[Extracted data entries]
--- START ---
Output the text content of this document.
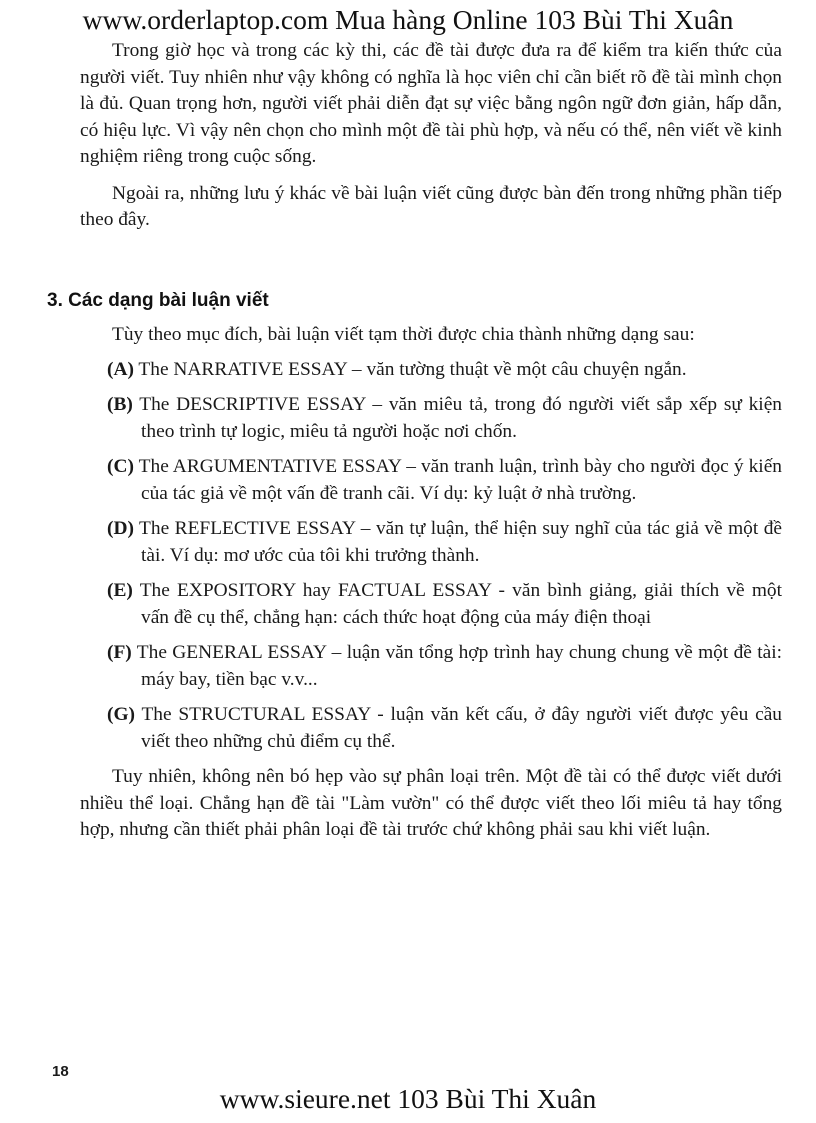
www.orderlaptop.com Mua hàng Online 103 Bùi Thi Xuân

Trong giờ học và trong các kỳ thi, các đề tài được đưa ra để kiểm tra kiến thức của người viết. Tuy nhiên như vậy không có nghĩa là học viên chỉ cần biết rõ đề tài mình chọn là đủ. Quan trọng hơn, người viết phải diễn đạt sự việc bằng ngôn ngữ đơn giản, hấp dẫn, có hiệu lực. Vì vậy nên chọn cho mình một đề tài phù hợp, và nếu có thể, nên viết về kinh nghiệm riêng trong cuộc sống.

Ngoài ra, những lưu ý khác về bài luận viết cũng được bàn đến trong những phần tiếp theo đây.

3. Các dạng bài luận viết

Tùy theo mục đích, bài luận viết tạm thời được chia thành những dạng sau:

(A) The NARRATIVE ESSAY – văn tường thuật về một câu chuyện ngắn.
(B) The DESCRIPTIVE ESSAY – văn miêu tả, trong đó người viết sắp xếp sự kiện theo trình tự logic, miêu tả người hoặc nơi chốn.
(C) The ARGUMENTATIVE ESSAY – văn tranh luận, trình bày cho người đọc ý kiến của tác giả về một vấn đề tranh cãi. Ví dụ: kỷ luật ở nhà trường.
(D) The REFLECTIVE ESSAY – văn tự luận, thể hiện suy nghĩ của tác giả về một đề tài. Ví dụ: mơ ước của tôi khi trưởng thành.
(E) The EXPOSITORY hay FACTUAL ESSAY - văn bình giảng, giải thích về một vấn đề cụ thể, chẳng hạn: cách thức hoạt động của máy điện thoại
(F) The GENERAL ESSAY – luận văn tổng hợp trình hay chung chung về một đề tài: máy bay, tiền bạc v.v...
(G) The STRUCTURAL ESSAY - luận văn kết cấu, ở đây người viết được yêu cầu viết theo những chủ điểm cụ thể.

Tuy nhiên, không nên bó hẹp vào sự phân loại trên. Một đề tài có thể được viết dưới nhiều thể loại. Chẳng hạn đề tài "Làm vườn" có thể được viết theo lối miêu tả hay tổng hợp, nhưng cần thiết phải phân loại đề tài trước chứ không phải sau khi viết luận.

18
www.sieure.net 103 Bùi Thi Xuân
--- END ---
**What to work on**
Could you repeat all of the material exactly? Pictures should not be copied.

**Response**
Output the text content of this document.
www.orderlaptop.com Mua hàng Online 103 Bùi Thi Xuân

Trong giờ học và trong các kỳ thi, các đề tài được đưa ra để kiểm tra kiến thức của người viết. Tuy nhiên như vậy không có nghĩa là học viên chỉ cần biết rõ đề tài mình chọn là đủ. Quan trọng hơn, người viết phải diễn đạt sự việc bằng ngôn ngữ đơn giản, hấp dẫn, có hiệu lực. Vì vậy nên chọn cho mình một đề tài phù hợp, và nếu có thể, nên viết về kinh nghiệm riêng trong cuộc sống.

Ngoài ra, những lưu ý khác về bài luận viết cũng được bàn đến trong những phần tiếp theo đây.

3. Các dạng bài luận viết

Tùy theo mục đích, bài luận viết tạm thời được chia thành những dạng sau:

(A) The NARRATIVE ESSAY – văn tường thuật về một câu chuyện ngắn.
(B) The DESCRIPTIVE ESSAY – văn miêu tả, trong đó người viết sắp xếp sự kiện theo trình tự logic, miêu tả người hoặc nơi chốn.
(C) The ARGUMENTATIVE ESSAY – văn tranh luận, trình bày cho người đọc ý kiến của tác giả về một vấn đề tranh cãi. Ví dụ: kỷ luật ở nhà trường.
(D) The REFLECTIVE ESSAY – văn tự luận, thể hiện suy nghĩ của tác giả về một đề tài. Ví dụ: mơ ước của tôi khi trưởng thành.
(E) The EXPOSITORY hay FACTUAL ESSAY - văn bình giảng, giải thích về một vấn đề cụ thể, chẳng hạn: cách thức hoạt động của máy điện thoại
(F) The GENERAL ESSAY – luận văn tổng hợp trình hay chung chung về một đề tài: máy bay, tiền bạc v.v...
(G) The STRUCTURAL ESSAY - luận văn kết cấu, ở đây người viết được yêu cầu viết theo những chủ điểm cụ thể.

Tuy nhiên, không nên bó hẹp vào sự phân loại trên. Một đề tài có thể được viết dưới nhiều thể loại. Chẳng hạn đề tài "Làm vườn" có thể được viết theo lối miêu tả hay tổng hợp, nhưng cần thiết phải phân loại đề tài trước chứ không phải sau khi viết luận.

18
www.sieure.net 103 Bùi Thi Xuân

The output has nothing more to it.